→ Entries provided:
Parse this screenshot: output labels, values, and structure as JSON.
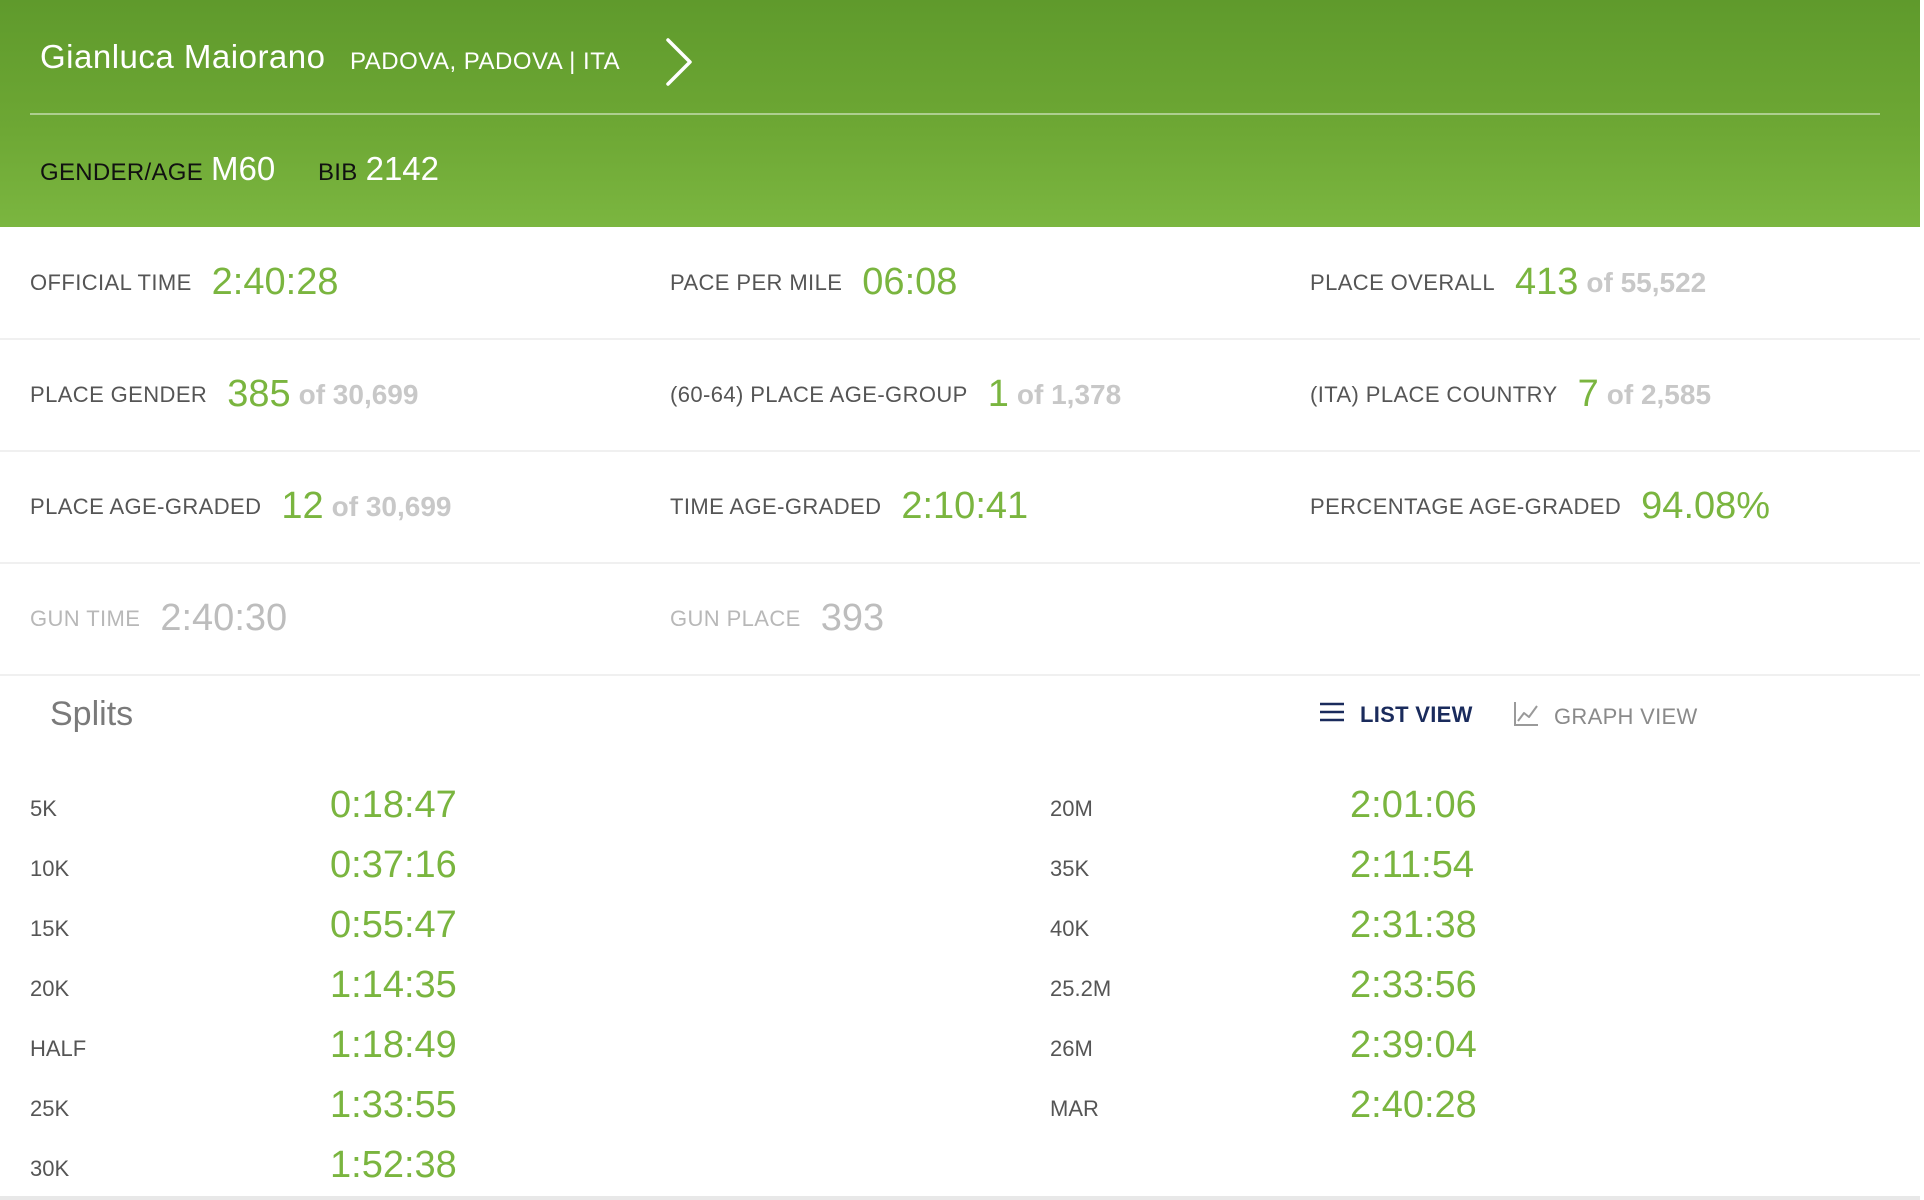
{
  "header": {
    "name": "Gianluca Maiorano",
    "location": "PADOVA, PADOVA | ITA",
    "gender_age_label": "GENDER/AGE",
    "gender_age_value": "M60",
    "bib_label": "BIB",
    "bib_value": "2142"
  },
  "stats": {
    "official_time": {
      "label": "OFFICIAL TIME",
      "value": "2:40:28"
    },
    "pace_per_mile": {
      "label": "PACE PER MILE",
      "value": "06:08"
    },
    "place_overall": {
      "label": "PLACE OVERALL",
      "value": "413",
      "of": "of 55,522"
    },
    "place_gender": {
      "label": "PLACE GENDER",
      "value": "385",
      "of": "of 30,699"
    },
    "place_age_group": {
      "label": "(60-64) PLACE AGE-GROUP",
      "value": "1",
      "of": "of 1,378"
    },
    "place_country": {
      "label": "(ITA) PLACE COUNTRY",
      "value": "7",
      "of": "of 2,585"
    },
    "place_age_graded": {
      "label": "PLACE AGE-GRADED",
      "value": "12",
      "of": "of 30,699"
    },
    "time_age_graded": {
      "label": "TIME AGE-GRADED",
      "value": "2:10:41"
    },
    "percentage_age_graded": {
      "label": "PERCENTAGE AGE-GRADED",
      "value": "94.08%"
    },
    "gun_time": {
      "label": "GUN TIME",
      "value": "2:40:30"
    },
    "gun_place": {
      "label": "GUN PLACE",
      "value": "393"
    }
  },
  "splits": {
    "title": "Splits",
    "list_view_label": "LIST VIEW",
    "graph_view_label": "GRAPH VIEW",
    "left": [
      {
        "label": "5K",
        "time": "0:18:47"
      },
      {
        "label": "10K",
        "time": "0:37:16"
      },
      {
        "label": "15K",
        "time": "0:55:47"
      },
      {
        "label": "20K",
        "time": "1:14:35"
      },
      {
        "label": "HALF",
        "time": "1:18:49"
      },
      {
        "label": "25K",
        "time": "1:33:55"
      },
      {
        "label": "30K",
        "time": "1:52:38"
      }
    ],
    "right": [
      {
        "label": "20M",
        "time": "2:01:06"
      },
      {
        "label": "35K",
        "time": "2:11:54"
      },
      {
        "label": "40K",
        "time": "2:31:38"
      },
      {
        "label": "25.2M",
        "time": "2:33:56"
      },
      {
        "label": "26M",
        "time": "2:39:04"
      },
      {
        "label": "MAR",
        "time": "2:40:28"
      }
    ]
  },
  "colors": {
    "header_green": "#6da734",
    "value_green": "#7ab53f",
    "of_gray": "#c8c8c8",
    "list_view_navy": "#1a2b5c"
  },
  "icons": {
    "next": "chevron-right-icon",
    "list_view": "list-icon",
    "graph_view": "line-chart-icon"
  }
}
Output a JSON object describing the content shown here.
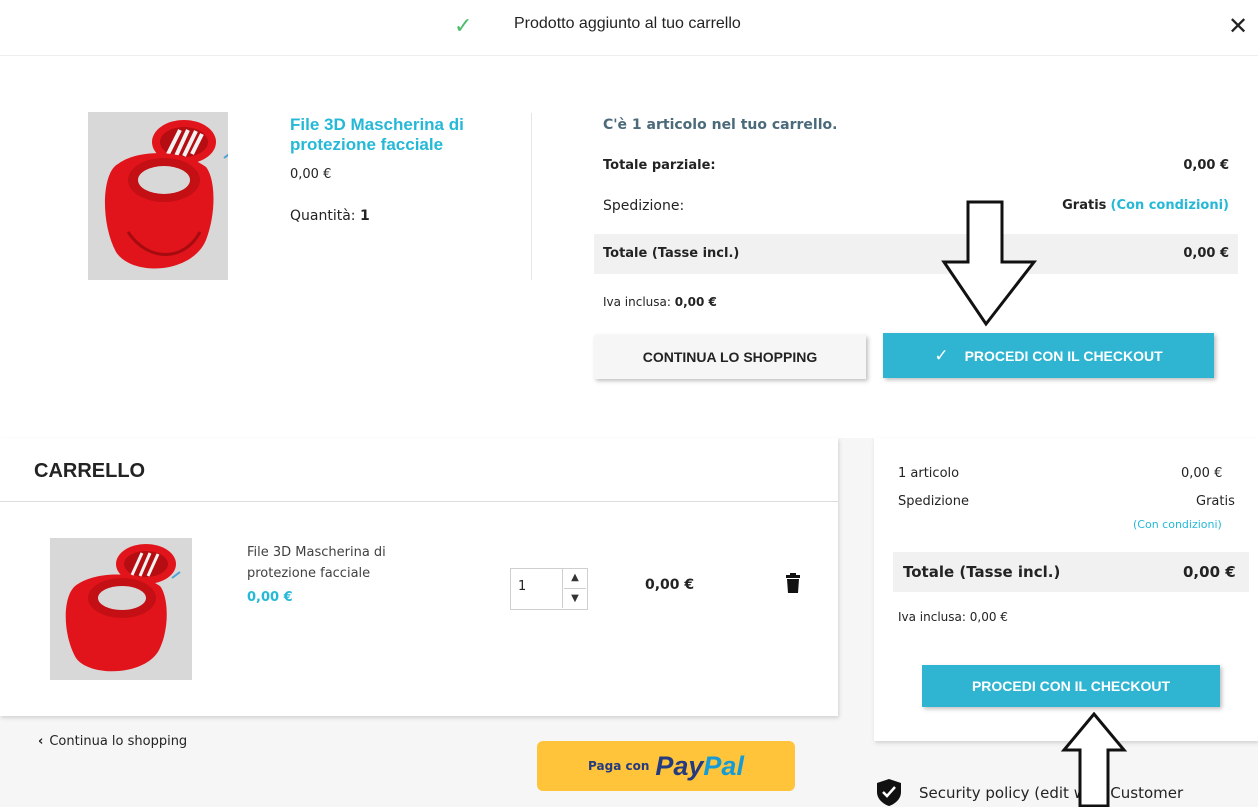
{
  "modal": {
    "header_title": "Prodotto aggiunto al tuo carrello",
    "close_glyph": "✕",
    "check_glyph": "✓",
    "product": {
      "name": "File 3D Mascherina di protezione facciale",
      "price": "0,00 €",
      "quantity_label": "Quantità:",
      "quantity_value": "1"
    },
    "cart_count_text": "C'è 1 articolo nel tuo carrello.",
    "subtotal_label": "Totale parziale:",
    "subtotal_value": "0,00 €",
    "shipping_label": "Spedizione:",
    "shipping_value": "Gratis",
    "shipping_conditions": "(Con condizioni)",
    "total_label": "Totale (Tasse incl.)",
    "total_value": "0,00 €",
    "vat_label": "Iva inclusa:",
    "vat_value": "0,00 €",
    "continue_button": "CONTINUA LO SHOPPING",
    "checkout_button": "PROCEDI CON IL CHECKOUT"
  },
  "cart": {
    "title": "CARRELLO",
    "line": {
      "name": "File 3D Mascherina di protezione facciale",
      "unit_price": "0,00 €",
      "quantity": "1",
      "total": "0,00 €"
    },
    "continue_link": "Continua lo shopping",
    "paypal": {
      "prefix": "Paga con",
      "brand_part1": "Pay",
      "brand_part2": "Pal"
    }
  },
  "summary": {
    "items_label": "1 articolo",
    "items_value": "0,00 €",
    "shipping_label": "Spedizione",
    "shipping_value": "Gratis",
    "shipping_conditions": "(Con condizioni)",
    "total_label": "Totale (Tasse incl.)",
    "total_value": "0,00 €",
    "vat_text": "Iva inclusa: 0,00 €",
    "checkout_button": "PROCEDI CON IL CHECKOUT",
    "security_text": "Security policy (edit with Customer"
  },
  "colors": {
    "accent": "#2fb5d2",
    "link": "#25b9d7",
    "success": "#4cbb6c",
    "paypal_yellow": "#ffc439"
  },
  "icons": [
    "check-icon",
    "close-icon",
    "trash-icon",
    "chevron-left-icon",
    "chevron-up-icon",
    "chevron-down-icon",
    "shield-icon",
    "arrow-down-annotation",
    "arrow-up-annotation"
  ]
}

→ Aim: Every line above should be returned exactly; the pictures stay out.

→ Reply:
Parse this screenshot: output labels, values, and structure as JSON.
{
  "header": {
    "name": "Gianluca Maiorano",
    "location": "PADOVA, PADOVA | ITA",
    "gender_age_label": "GENDER/AGE",
    "gender_age_value": "M60",
    "bib_label": "BIB",
    "bib_value": "2142"
  },
  "stats": {
    "official_time": {
      "label": "OFFICIAL TIME",
      "value": "2:40:28"
    },
    "pace_per_mile": {
      "label": "PACE PER MILE",
      "value": "06:08"
    },
    "place_overall": {
      "label": "PLACE OVERALL",
      "value": "413",
      "of": "of 55,522"
    },
    "place_gender": {
      "label": "PLACE GENDER",
      "value": "385",
      "of": "of 30,699"
    },
    "place_age_group": {
      "label": "(60-64) PLACE AGE-GROUP",
      "value": "1",
      "of": "of 1,378"
    },
    "place_country": {
      "label": "(ITA) PLACE COUNTRY",
      "value": "7",
      "of": "of 2,585"
    },
    "place_age_graded": {
      "label": "PLACE AGE-GRADED",
      "value": "12",
      "of": "of 30,699"
    },
    "time_age_graded": {
      "label": "TIME AGE-GRADED",
      "value": "2:10:41"
    },
    "percentage_age_graded": {
      "label": "PERCENTAGE AGE-GRADED",
      "value": "94.08%"
    },
    "gun_time": {
      "label": "GUN TIME",
      "value": "2:40:30"
    },
    "gun_place": {
      "label": "GUN PLACE",
      "value": "393"
    }
  },
  "splits": {
    "title": "Splits",
    "list_view_label": "LIST VIEW",
    "graph_view_label": "GRAPH VIEW",
    "left": [
      {
        "label": "5K",
        "time": "0:18:47"
      },
      {
        "label": "10K",
        "time": "0:37:16"
      },
      {
        "label": "15K",
        "time": "0:55:47"
      },
      {
        "label": "20K",
        "time": "1:14:35"
      },
      {
        "label": "HALF",
        "time": "1:18:49"
      },
      {
        "label": "25K",
        "time": "1:33:55"
      },
      {
        "label": "30K",
        "time": "1:52:38"
      }
    ],
    "right": [
      {
        "label": "20M",
        "time": "2:01:06"
      },
      {
        "label": "35K",
        "time": "2:11:54"
      },
      {
        "label": "40K",
        "time": "2:31:38"
      },
      {
        "label": "25.2M",
        "time": "2:33:56"
      },
      {
        "label": "26M",
        "time": "2:39:04"
      },
      {
        "label": "MAR",
        "time": "2:40:28"
      }
    ]
  },
  "colors": {
    "header_green": "#6da734",
    "value_green": "#7ab53f",
    "of_gray": "#c8c8c8",
    "list_view_navy": "#1a2b5c"
  },
  "icons": {
    "next": "chevron-right-icon",
    "list_view": "list-icon",
    "graph_view": "line-chart-icon"
  }
}
Output a JSON object describing the content shown here.
{
  "modal": {
    "header_title": "Prodotto aggiunto al tuo carrello",
    "close_glyph": "✕",
    "check_glyph": "✓",
    "product": {
      "name": "File 3D Mascherina di protezione facciale",
      "price": "0,00 €",
      "quantity_label": "Quantità:",
      "quantity_value": "1"
    },
    "cart_count_text": "C'è 1 articolo nel tuo carrello.",
    "subtotal_label": "Totale parziale:",
    "subtotal_value": "0,00 €",
    "shipping_label": "Spedizione:",
    "shipping_value": "Gratis",
    "shipping_conditions": "(Con condizioni)",
    "total_label": "Totale (Tasse incl.)",
    "total_value": "0,00 €",
    "vat_label": "Iva inclusa:",
    "vat_value": "0,00 €",
    "continue_button": "CONTINUA LO SHOPPING",
    "checkout_button": "PROCEDI CON IL CHECKOUT"
  },
  "cart": {
    "title": "CARRELLO",
    "line": {
      "name": "File 3D Mascherina di protezione facciale",
      "unit_price": "0,00 €",
      "quantity": "1",
      "total": "0,00 €"
    },
    "continue_link": "Continua lo shopping",
    "paypal": {
      "prefix": "Paga con",
      "brand_part1": "Pay",
      "brand_part2": "Pal"
    }
  },
  "summary": {
    "items_label": "1 articolo",
    "items_value": "0,00 €",
    "shipping_label": "Spedizione",
    "shipping_value": "Gratis",
    "shipping_conditions": "(Con condizioni)",
    "total_label": "Totale (Tasse incl.)",
    "total_value": "0,00 €",
    "vat_text": "Iva inclusa: 0,00 €",
    "checkout_button": "PROCEDI CON IL CHECKOUT",
    "security_text": "Security policy (edit with Customer"
  },
  "colors": {
    "accent": "#2fb5d2",
    "link": "#25b9d7",
    "success": "#4cbb6c",
    "paypal_yellow": "#ffc439"
  },
  "icons": [
    "check-icon",
    "close-icon",
    "trash-icon",
    "chevron-left-icon",
    "chevron-up-icon",
    "chevron-down-icon",
    "shield-icon",
    "arrow-down-annotation",
    "arrow-up-annotation"
  ]
}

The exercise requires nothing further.